Task goal: Would you transcribe the whole listing exactly, minus its pictures?
───── Records shown ─────
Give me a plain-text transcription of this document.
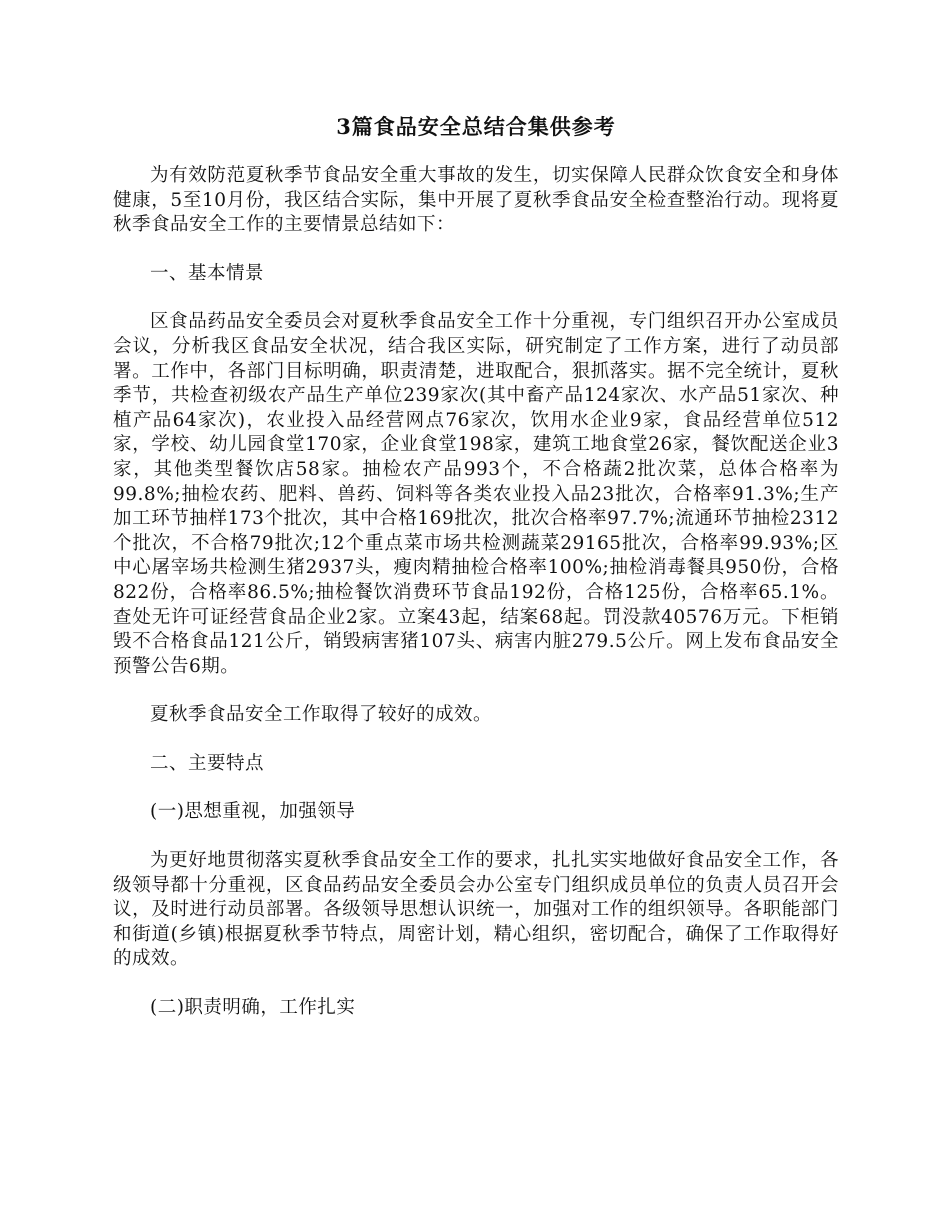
3篇食品安全总结合集供参考

为有效防范夏秋季节食品安全重大事故的发生，切实保障人民群众饮食安全和身体健康，5至10月份，我区结合实际，集中开展了夏秋季食品安全检查整治行动。现将夏秋季食品安全工作的主要情景总结如下：

一、基本情景

区食品药品安全委员会对夏秋季食品安全工作十分重视，专门组织召开办公室成员会议，分析我区食品安全状况，结合我区实际，研究制定了工作方案，进行了动员部署。工作中，各部门目标明确，职责清楚，进取配合，狠抓落实。据不完全统计，夏秋季节，共检查初级农产品生产单位239家次(其中畜产品124家次、水产品51家次、种植产品64家次)，农业投入品经营网点76家次，饮用水企业9家，食品经营单位512家，学校、幼儿园食堂170家，企业食堂198家，建筑工地食堂26家，餐饮配送企业3家，其他类型餐饮店58家。抽检农产品993个，不合格蔬2批次菜，总体合格率为99.8%;抽检农药、肥料、兽药、饲料等各类农业投入品23批次，合格率91.3%;生产加工环节抽样173个批次，其中合格169批次，批次合格率97.7%;流通环节抽检2312个批次，不合格79批次;12个重点菜市场共检测蔬菜29165批次，合格率99.93%;区中心屠宰场共检测生猪2937头，瘦肉精抽检合格率100%;抽检消毒餐具950份，合格822份，合格率86.5%;抽检餐饮消费环节食品192份，合格125份，合格率65.1%。查处无许可证经营食品企业2家。立案43起，结案68起。罚没款40576万元。下柜销毁不合格食品121公斤，销毁病害猪107头、病害内脏279.5公斤。网上发布食品安全预警公告6期。

夏秋季食品安全工作取得了较好的成效。

二、主要特点

(一)思想重视，加强领导

为更好地贯彻落实夏秋季食品安全工作的要求，扎扎实实地做好食品安全工作，各级领导都十分重视，区食品药品安全委员会办公室专门组织成员单位的负责人员召开会议，及时进行动员部署。各级领导思想认识统一，加强对工作的组织领导。各职能部门和街道(乡镇)根据夏秋季节特点，周密计划，精心组织，密切配合，确保了工作取得好的成效。

(二)职责明确，工作扎实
─────
Solved exercise:
Give me a plain-text transcription of this document.
3篇食品安全总结合集供参考

为有效防范夏秋季节食品安全重大事故的发生，切实保障人民群众饮食安全和身体健康，5至10月份，我区结合实际，集中开展了夏秋季食品安全检查整治行动。现将夏秋季食品安全工作的主要情景总结如下：

一、基本情景

区食品药品安全委员会对夏秋季食品安全工作十分重视，专门组织召开办公室成员会议，分析我区食品安全状况，结合我区实际，研究制定了工作方案，进行了动员部署。工作中，各部门目标明确，职责清楚，进取配合，狠抓落实。据不完全统计，夏秋季节，共检查初级农产品生产单位239家次(其中畜产品124家次、水产品51家次、种植产品64家次)，农业投入品经营网点76家次，饮用水企业9家，食品经营单位512家，学校、幼儿园食堂170家，企业食堂198家，建筑工地食堂26家，餐饮配送企业3家，其他类型餐饮店58家。抽检农产品993个，不合格蔬2批次菜，总体合格率为99.8%;抽检农药、肥料、兽药、饲料等各类农业投入品23批次，合格率91.3%;生产加工环节抽样173个批次，其中合格169批次，批次合格率97.7%;流通环节抽检2312个批次，不合格79批次;12个重点菜市场共检测蔬菜29165批次，合格率99.93%;区中心屠宰场共检测生猪2937头，瘦肉精抽检合格率100%;抽检消毒餐具950份，合格822份，合格率86.5%;抽检餐饮消费环节食品192份，合格125份，合格率65.1%。查处无许可证经营食品企业2家。立案43起，结案68起。罚没款40576万元。下柜销毁不合格食品121公斤，销毁病害猪107头、病害内脏279.5公斤。网上发布食品安全预警公告6期。

夏秋季食品安全工作取得了较好的成效。

二、主要特点

(一)思想重视，加强领导

为更好地贯彻落实夏秋季食品安全工作的要求，扎扎实实地做好食品安全工作，各级领导都十分重视，区食品药品安全委员会办公室专门组织成员单位的负责人员召开会议，及时进行动员部署。各级领导思想认识统一，加强对工作的组织领导。各职能部门和街道(乡镇)根据夏秋季节特点，周密计划，精心组织，密切配合，确保了工作取得好的成效。

(二)职责明确，工作扎实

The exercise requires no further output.